— Text for analysis —

-=-=-

2. The method of claim 1 further comprising:
receiving a master clock signal,
wherein the one or more phase-shifted clock signals are generated based on the master clock signal.
3. The method of claim 1, wherein the one or more phase-shifted clock signals are out of phase with each other.
4. The method of claim 3, wherein each of the one or more phase-shifted clock signals is connected to a separate charge pump.
5. A power control circuit comprising:
a phase shift circuit for receiving a master clock signal and generating a plurality of phase-shifted output signals; and
a plurality of charge pumps for receiving the one or more phase-shifted output signals,
wherein the plurality of charge pumps are clocked at a different time to avoid excessive charging spikes caused by concurrent operation of the charge pumps.
6. The power control circuit of claim 5, wherein each phase-shifted output signal is out of phase with each other phased-shifted output signal.
7. The power control circuit of claim 6, wherein each charge pump is connected to a separate phase-shifted output signal whereby the charge pumps do not draw peak current at the same time.
8. A method of operating a plurality of charge pumps comprising:
generating one or more phase-shifted clock signals wherein each of the one or more phase-shifted clock signals is out of phase with the other phase-shifted clock signals; and
coupling the phased-shifted clock signals to the plurality of charge pumps,
wherein the plurality of charge pumps are clocked at different times.

-=-=-

Continue the patent claims on phase-shifted clock signals for charge pumps, starting after the last claim shown.

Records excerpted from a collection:
-=-=-

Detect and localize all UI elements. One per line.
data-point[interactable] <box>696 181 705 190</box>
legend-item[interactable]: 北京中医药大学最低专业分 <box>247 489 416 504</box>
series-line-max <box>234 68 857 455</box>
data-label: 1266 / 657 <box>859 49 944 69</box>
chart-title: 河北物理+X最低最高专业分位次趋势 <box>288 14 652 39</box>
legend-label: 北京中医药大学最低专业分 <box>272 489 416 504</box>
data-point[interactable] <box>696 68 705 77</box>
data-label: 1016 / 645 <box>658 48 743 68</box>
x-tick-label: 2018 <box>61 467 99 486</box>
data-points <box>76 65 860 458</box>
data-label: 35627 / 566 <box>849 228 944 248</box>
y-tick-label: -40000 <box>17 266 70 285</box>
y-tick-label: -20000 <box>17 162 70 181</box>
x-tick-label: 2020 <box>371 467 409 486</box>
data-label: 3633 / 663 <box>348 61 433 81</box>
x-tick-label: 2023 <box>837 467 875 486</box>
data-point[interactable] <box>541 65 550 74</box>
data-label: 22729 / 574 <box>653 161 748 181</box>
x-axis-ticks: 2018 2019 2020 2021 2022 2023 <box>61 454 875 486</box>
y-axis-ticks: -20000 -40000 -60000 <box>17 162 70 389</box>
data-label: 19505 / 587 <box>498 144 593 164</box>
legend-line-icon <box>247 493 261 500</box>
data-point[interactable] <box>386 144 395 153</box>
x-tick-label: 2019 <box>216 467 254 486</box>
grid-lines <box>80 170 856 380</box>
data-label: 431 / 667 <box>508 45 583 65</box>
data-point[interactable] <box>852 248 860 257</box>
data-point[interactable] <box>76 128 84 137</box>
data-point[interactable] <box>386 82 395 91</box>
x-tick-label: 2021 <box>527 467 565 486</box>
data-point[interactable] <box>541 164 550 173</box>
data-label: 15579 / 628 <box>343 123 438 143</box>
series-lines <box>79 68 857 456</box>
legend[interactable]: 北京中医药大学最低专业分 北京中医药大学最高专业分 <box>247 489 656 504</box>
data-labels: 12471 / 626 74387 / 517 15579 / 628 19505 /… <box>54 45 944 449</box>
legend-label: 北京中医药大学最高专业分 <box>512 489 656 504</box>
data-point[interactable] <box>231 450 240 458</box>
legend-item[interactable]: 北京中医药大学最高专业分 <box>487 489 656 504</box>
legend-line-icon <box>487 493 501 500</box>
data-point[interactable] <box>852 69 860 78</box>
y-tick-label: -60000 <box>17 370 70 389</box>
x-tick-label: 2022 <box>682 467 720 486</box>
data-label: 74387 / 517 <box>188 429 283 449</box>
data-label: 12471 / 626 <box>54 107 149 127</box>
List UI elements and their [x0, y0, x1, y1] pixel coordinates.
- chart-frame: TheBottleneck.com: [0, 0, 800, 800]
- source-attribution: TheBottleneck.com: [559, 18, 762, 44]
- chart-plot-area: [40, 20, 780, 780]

-=-=-

— Reply —
9. The method of claim 8, wherein each of the phase-shifted clock signals is connected to a separate charge pump.
10. The method of claim 9 further comprising:
receiving a master clock signal,
wherein each of the one or more phase-shifted clock signals is generated based on the master clock signal.
11. The method of claim 9, wherein the one or more phase-shifted clock signals are generated from a ring oscillator.
Description
BACKGROUND

The present invention relates generally to charge pumps, and more particularly to a system and method for operating charge pumps to minimize the effect of the charging spikes.

Charge pumps provide a way for designers to provide differing voltages based on a single power supply voltage. For example, if a circuit requires a negative 5 volt power supply and only a positive 5 volt power supply is available, a charge pump may be used to provide to the negative 5 volt power supply from a positive 5 volt power supply (a voltage inverter). Besides a voltage inverter, charge pumps may be configured to provide differing voltages. For example, a change pump may be configured to provide a voltage twice the amplitude of the input voltage (a voltage doubler). Charge pumps are often used in memory circuits, especially for Flash memory where multiple voltages are required to properly read from and write to the memory cells.

Charge pump voltage converters use the storage property of capacitors to store energy. If a capacitor is charged to a predetermined voltage, removed from a circuit and then reconnected in the opposite polarity, the voltage on the capacitor will be the inverse of the original predetermined voltage. In essence, capacitive voltage conversion is achieved by charging and switching a capacitor periodically such that sufficient charge is transferred to meet the power requirements of the circuit under consideration.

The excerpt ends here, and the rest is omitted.